Do this: Return each line of the records holding the string "industries".

Entries with figure data
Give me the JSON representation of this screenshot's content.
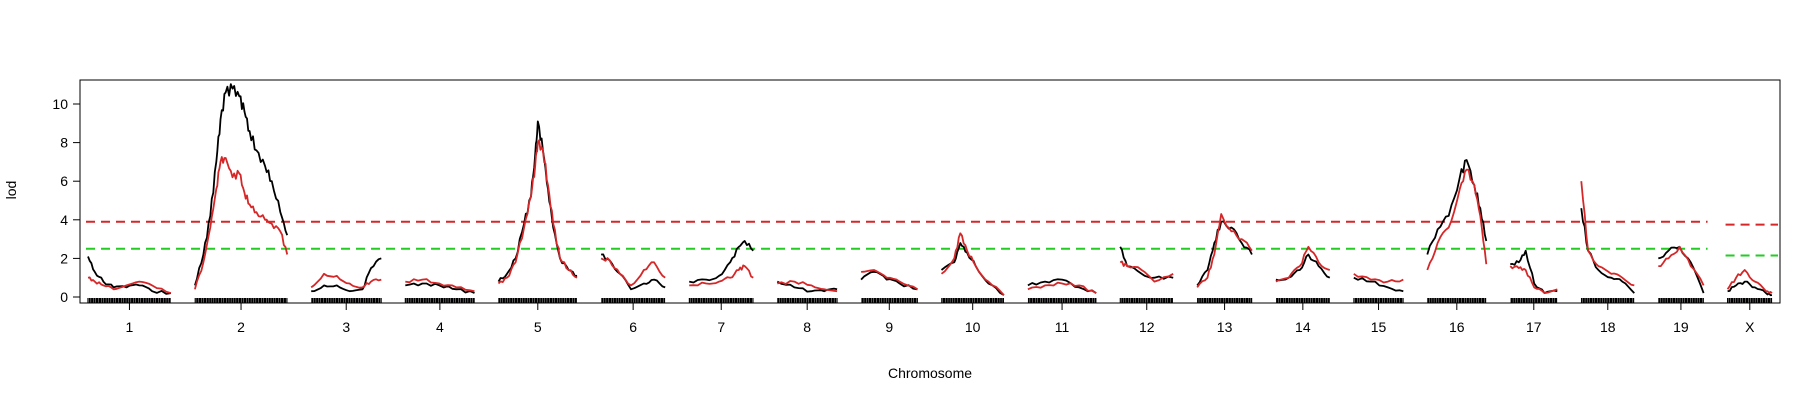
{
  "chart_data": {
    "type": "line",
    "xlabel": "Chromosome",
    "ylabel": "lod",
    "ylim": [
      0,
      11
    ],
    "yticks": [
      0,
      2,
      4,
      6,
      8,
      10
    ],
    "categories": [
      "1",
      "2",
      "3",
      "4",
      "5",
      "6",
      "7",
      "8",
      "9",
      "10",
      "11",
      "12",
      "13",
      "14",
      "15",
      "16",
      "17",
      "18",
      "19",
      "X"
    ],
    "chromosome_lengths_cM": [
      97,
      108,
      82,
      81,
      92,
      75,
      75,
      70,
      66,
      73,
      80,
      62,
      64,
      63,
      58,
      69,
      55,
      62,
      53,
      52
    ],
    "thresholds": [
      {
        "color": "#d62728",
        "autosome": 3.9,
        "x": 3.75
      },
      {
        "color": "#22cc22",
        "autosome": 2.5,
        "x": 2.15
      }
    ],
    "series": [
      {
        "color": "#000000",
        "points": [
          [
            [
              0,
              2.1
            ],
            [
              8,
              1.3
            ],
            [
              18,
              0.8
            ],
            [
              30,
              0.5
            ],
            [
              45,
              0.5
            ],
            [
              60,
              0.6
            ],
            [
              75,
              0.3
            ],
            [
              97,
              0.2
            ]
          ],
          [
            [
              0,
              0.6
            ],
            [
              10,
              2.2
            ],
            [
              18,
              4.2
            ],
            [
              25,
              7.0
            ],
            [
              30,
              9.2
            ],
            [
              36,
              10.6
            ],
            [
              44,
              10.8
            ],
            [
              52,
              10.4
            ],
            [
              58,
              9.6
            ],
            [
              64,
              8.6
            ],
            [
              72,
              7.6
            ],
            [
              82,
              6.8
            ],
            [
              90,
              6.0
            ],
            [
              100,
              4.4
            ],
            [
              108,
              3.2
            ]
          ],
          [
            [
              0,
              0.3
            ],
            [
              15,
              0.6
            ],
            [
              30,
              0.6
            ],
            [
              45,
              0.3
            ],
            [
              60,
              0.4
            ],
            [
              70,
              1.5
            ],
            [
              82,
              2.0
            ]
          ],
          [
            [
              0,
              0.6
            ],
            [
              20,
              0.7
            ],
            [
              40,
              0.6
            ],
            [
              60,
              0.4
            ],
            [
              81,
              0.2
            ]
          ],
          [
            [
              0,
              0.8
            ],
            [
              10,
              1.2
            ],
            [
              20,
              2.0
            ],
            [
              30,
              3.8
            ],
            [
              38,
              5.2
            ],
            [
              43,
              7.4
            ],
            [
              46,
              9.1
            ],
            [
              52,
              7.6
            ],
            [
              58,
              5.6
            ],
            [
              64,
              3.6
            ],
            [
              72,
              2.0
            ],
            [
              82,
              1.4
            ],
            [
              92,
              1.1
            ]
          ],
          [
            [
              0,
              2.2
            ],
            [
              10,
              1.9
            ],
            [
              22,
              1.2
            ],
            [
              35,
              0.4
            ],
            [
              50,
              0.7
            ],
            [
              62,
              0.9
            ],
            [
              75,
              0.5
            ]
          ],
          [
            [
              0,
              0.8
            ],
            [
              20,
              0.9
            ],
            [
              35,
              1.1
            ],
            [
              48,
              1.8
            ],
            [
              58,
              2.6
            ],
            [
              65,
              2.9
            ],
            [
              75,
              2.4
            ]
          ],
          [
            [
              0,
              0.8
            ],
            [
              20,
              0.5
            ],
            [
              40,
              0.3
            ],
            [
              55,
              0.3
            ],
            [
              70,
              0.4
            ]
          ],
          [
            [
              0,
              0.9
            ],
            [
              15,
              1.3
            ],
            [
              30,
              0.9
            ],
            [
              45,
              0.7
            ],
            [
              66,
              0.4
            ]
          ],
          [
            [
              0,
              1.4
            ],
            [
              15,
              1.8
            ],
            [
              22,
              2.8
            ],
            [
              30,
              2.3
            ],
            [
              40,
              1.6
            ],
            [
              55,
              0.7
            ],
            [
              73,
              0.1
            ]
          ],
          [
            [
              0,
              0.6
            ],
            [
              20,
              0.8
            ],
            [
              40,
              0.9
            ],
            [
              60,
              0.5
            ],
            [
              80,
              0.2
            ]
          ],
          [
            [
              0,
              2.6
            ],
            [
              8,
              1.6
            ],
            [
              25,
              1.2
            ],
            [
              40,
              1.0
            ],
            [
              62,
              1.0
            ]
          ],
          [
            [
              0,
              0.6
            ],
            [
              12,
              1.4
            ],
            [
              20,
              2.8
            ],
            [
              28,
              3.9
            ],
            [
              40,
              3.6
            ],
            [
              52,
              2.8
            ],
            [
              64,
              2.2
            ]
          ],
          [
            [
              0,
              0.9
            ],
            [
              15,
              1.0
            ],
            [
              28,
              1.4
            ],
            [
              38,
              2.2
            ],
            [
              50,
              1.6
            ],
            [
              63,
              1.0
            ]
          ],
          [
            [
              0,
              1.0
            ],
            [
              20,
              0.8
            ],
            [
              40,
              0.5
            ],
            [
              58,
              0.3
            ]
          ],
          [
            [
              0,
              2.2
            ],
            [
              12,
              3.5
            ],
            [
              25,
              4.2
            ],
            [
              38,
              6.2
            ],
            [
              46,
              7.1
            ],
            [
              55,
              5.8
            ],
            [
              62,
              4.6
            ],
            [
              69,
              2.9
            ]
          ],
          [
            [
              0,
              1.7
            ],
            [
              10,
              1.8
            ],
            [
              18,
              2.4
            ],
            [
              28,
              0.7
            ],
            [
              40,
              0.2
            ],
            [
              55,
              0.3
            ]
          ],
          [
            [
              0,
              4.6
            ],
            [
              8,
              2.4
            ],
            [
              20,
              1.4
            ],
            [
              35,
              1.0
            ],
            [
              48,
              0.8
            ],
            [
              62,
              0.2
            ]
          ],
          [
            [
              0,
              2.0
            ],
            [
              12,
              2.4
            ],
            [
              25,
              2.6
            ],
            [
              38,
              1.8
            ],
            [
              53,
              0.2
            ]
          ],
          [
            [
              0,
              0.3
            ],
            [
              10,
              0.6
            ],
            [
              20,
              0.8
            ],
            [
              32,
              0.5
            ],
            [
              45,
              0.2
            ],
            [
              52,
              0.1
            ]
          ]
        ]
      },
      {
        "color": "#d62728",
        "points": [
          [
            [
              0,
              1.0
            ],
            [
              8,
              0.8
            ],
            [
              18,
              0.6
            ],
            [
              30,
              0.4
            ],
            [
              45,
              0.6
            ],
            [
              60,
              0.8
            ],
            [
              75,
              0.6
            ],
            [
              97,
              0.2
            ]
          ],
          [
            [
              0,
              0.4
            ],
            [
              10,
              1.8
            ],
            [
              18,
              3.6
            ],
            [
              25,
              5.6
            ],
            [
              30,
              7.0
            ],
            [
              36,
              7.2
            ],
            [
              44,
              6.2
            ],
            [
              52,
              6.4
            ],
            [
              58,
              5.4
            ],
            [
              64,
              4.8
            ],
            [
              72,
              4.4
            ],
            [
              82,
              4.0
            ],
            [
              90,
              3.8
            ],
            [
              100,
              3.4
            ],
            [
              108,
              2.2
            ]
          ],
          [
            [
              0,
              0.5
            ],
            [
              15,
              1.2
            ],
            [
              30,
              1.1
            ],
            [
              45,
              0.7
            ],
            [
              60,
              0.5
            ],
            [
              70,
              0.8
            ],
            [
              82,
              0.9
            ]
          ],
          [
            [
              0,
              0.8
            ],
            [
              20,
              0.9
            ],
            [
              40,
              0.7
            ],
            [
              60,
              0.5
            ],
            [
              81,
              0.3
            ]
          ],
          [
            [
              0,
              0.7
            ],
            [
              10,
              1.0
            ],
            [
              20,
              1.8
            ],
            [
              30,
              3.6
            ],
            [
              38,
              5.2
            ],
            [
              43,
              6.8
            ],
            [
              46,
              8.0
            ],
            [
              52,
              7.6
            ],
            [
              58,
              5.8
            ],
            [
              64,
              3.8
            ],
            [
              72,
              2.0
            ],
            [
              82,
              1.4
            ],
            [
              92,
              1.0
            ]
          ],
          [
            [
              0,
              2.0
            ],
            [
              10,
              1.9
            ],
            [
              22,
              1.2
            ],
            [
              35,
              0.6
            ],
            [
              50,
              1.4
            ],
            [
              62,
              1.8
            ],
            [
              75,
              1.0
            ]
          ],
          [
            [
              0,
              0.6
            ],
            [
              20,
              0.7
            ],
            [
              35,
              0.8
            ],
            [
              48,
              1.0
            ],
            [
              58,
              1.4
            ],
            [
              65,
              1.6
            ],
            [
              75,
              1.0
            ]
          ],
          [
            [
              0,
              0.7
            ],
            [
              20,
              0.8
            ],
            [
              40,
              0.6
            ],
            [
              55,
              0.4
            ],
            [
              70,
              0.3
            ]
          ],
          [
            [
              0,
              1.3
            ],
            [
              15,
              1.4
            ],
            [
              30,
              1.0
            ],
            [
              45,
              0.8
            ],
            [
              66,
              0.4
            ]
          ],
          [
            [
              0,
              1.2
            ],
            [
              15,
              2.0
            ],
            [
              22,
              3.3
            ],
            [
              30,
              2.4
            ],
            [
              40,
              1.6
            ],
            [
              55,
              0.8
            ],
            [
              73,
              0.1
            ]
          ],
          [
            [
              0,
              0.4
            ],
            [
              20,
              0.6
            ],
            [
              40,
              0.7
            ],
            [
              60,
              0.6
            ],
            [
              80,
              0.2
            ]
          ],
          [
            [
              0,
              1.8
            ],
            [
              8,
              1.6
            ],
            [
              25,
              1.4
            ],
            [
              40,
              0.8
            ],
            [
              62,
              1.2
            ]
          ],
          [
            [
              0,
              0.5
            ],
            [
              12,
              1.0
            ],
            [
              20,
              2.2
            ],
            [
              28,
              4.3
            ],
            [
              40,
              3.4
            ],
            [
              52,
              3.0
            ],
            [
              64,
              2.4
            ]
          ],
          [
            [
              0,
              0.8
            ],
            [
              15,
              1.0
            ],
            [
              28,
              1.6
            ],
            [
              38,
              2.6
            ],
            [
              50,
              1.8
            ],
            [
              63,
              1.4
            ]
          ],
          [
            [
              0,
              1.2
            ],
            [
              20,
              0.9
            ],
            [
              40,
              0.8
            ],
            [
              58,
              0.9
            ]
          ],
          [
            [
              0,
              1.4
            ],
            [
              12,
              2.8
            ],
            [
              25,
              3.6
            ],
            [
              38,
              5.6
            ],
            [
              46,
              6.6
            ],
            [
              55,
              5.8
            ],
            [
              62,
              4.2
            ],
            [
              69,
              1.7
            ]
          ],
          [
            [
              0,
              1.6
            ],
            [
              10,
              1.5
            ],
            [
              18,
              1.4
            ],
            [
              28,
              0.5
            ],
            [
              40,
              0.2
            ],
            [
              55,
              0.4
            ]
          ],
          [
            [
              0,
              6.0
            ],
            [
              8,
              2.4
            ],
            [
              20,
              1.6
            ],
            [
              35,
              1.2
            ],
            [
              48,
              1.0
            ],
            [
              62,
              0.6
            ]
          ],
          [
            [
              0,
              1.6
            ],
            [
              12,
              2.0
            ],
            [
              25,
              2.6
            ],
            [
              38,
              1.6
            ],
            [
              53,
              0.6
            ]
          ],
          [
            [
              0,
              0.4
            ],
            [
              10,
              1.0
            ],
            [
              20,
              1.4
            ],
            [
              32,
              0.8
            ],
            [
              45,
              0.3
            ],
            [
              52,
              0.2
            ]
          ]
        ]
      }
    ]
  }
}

...

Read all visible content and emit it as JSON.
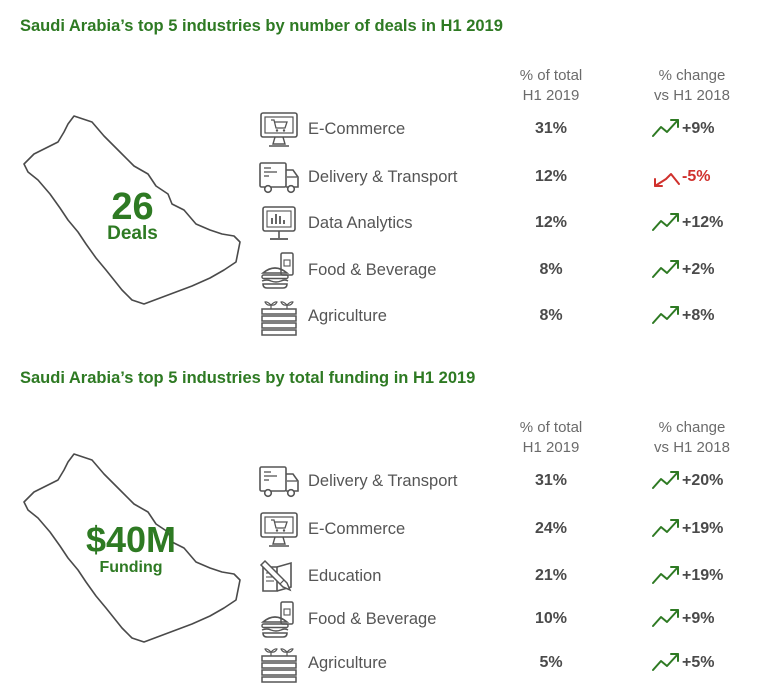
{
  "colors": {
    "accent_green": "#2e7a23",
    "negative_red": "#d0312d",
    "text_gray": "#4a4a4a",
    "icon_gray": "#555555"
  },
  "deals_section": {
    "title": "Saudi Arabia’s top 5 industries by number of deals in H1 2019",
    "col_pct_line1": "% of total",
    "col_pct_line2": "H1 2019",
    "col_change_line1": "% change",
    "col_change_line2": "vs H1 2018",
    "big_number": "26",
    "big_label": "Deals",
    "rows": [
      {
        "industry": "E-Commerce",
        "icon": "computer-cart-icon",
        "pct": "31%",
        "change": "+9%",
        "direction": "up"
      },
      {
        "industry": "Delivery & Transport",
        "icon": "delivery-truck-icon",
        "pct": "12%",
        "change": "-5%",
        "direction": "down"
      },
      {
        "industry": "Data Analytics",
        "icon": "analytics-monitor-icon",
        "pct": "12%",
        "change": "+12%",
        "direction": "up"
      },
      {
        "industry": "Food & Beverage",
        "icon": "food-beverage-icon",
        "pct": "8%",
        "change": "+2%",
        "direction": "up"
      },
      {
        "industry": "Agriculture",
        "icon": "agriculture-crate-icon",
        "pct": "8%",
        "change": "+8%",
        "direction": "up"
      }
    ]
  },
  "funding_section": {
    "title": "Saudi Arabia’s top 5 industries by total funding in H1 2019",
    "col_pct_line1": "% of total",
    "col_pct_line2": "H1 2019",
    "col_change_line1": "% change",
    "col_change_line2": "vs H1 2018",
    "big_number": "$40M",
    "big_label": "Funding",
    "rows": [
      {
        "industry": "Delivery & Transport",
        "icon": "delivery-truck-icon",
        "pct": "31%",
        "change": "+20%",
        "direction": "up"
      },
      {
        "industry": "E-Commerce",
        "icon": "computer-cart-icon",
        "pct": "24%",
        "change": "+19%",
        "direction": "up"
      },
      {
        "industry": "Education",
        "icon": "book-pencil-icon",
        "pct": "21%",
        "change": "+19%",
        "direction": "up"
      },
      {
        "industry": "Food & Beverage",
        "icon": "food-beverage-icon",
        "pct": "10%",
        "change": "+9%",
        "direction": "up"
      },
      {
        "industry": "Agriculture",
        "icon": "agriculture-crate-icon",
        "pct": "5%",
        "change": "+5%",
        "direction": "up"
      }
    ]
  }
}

Answer to the problem:
    "title": "Saudi Arabia’s top 5 industries by number of deals in H1 2019",
    "title": "Saudi Arabia’s top 5 industries by total funding in H1 2019",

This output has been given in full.